═════ Extracted records
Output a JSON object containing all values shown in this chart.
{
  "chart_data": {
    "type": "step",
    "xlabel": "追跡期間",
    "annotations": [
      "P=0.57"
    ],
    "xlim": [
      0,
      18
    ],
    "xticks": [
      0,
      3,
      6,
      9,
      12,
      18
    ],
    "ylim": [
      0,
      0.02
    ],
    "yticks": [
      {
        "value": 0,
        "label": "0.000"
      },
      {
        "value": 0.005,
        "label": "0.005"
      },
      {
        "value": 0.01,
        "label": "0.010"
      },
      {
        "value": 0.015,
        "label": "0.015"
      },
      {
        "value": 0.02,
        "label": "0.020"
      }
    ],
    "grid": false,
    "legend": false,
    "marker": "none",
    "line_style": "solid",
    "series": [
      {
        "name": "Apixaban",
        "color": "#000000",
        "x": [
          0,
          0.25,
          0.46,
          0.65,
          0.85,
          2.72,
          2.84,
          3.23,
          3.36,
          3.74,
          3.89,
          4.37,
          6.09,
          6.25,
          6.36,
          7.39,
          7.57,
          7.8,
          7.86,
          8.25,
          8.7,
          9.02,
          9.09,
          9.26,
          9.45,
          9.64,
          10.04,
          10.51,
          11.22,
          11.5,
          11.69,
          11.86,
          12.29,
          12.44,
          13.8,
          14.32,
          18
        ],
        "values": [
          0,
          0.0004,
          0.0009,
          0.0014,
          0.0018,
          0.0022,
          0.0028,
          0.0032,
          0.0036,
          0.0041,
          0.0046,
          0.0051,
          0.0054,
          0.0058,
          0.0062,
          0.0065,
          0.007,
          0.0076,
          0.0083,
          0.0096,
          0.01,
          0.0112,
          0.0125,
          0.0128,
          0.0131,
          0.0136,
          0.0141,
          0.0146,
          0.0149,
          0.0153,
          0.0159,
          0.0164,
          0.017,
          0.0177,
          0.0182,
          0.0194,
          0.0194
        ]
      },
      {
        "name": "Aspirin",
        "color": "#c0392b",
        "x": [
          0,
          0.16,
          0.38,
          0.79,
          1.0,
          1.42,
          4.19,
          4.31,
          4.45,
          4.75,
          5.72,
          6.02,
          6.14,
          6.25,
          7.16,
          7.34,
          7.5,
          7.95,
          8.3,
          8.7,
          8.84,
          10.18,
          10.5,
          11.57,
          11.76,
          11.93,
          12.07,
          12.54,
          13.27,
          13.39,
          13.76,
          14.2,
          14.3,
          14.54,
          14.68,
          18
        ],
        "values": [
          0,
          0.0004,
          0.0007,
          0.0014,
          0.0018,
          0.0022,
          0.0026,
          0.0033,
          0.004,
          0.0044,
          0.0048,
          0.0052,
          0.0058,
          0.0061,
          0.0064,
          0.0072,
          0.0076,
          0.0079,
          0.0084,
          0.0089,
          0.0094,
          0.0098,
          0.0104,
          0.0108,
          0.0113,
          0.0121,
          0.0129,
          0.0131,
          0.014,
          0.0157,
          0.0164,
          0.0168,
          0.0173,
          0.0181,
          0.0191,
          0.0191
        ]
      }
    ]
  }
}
══════════
What is asked
Give the entries again in full, exactly as they are written.

Answer to the exercise
Output a JSON object containing all values shown in this chart.
{
  "chart_data": {
    "type": "step",
    "xlabel": "追跡期間",
    "annotations": [
      "P=0.57"
    ],
    "xlim": [
      0,
      18
    ],
    "xticks": [
      0,
      3,
      6,
      9,
      12,
      18
    ],
    "ylim": [
      0,
      0.02
    ],
    "yticks": [
      {
        "value": 0,
        "label": "0.000"
      },
      {
        "value": 0.005,
        "label": "0.005"
      },
      {
        "value": 0.01,
        "label": "0.010"
      },
      {
        "value": 0.015,
        "label": "0.015"
      },
      {
        "value": 0.02,
        "label": "0.020"
      }
    ],
    "grid": false,
    "legend": false,
    "marker": "none",
    "line_style": "solid",
    "series": [
      {
        "name": "Apixaban",
        "color": "#000000",
        "x": [
          0,
          0.25,
          0.46,
          0.65,
          0.85,
          2.72,
          2.84,
          3.23,
          3.36,
          3.74,
          3.89,
          4.37,
          6.09,
          6.25,
          6.36,
          7.39,
          7.57,
          7.8,
          7.86,
          8.25,
          8.7,
          9.02,
          9.09,
          9.26,
          9.45,
          9.64,
          10.04,
          10.51,
          11.22,
          11.5,
          11.69,
          11.86,
          12.29,
          12.44,
          13.8,
          14.32,
          18
        ],
        "values": [
          0,
          0.0004,
          0.0009,
          0.0014,
          0.0018,
          0.0022,
          0.0028,
          0.0032,
          0.0036,
          0.0041,
          0.0046,
          0.0051,
          0.0054,
          0.0058,
          0.0062,
          0.0065,
          0.007,
          0.0076,
          0.0083,
          0.0096,
          0.01,
          0.0112,
          0.0125,
          0.0128,
          0.0131,
          0.0136,
          0.0141,
          0.0146,
          0.0149,
          0.0153,
          0.0159,
          0.0164,
          0.017,
          0.0177,
          0.0182,
          0.0194,
          0.0194
        ]
      },
      {
        "name": "Aspirin",
        "color": "#c0392b",
        "x": [
          0,
          0.16,
          0.38,
          0.79,
          1.0,
          1.42,
          4.19,
          4.31,
          4.45,
          4.75,
          5.72,
          6.02,
          6.14,
          6.25,
          7.16,
          7.34,
          7.5,
          7.95,
          8.3,
          8.7,
          8.84,
          10.18,
          10.5,
          11.57,
          11.76,
          11.93,
          12.07,
          12.54,
          13.27,
          13.39,
          13.76,
          14.2,
          14.3,
          14.54,
          14.68,
          18
        ],
        "values": [
          0,
          0.0004,
          0.0007,
          0.0014,
          0.0018,
          0.0022,
          0.0026,
          0.0033,
          0.004,
          0.0044,
          0.0048,
          0.0052,
          0.0058,
          0.0061,
          0.0064,
          0.0072,
          0.0076,
          0.0079,
          0.0084,
          0.0089,
          0.0094,
          0.0098,
          0.0104,
          0.0108,
          0.0113,
          0.0121,
          0.0129,
          0.0131,
          0.014,
          0.0157,
          0.0164,
          0.0168,
          0.0173,
          0.0181,
          0.0191,
          0.0191
        ]
      }
    ]
  }
}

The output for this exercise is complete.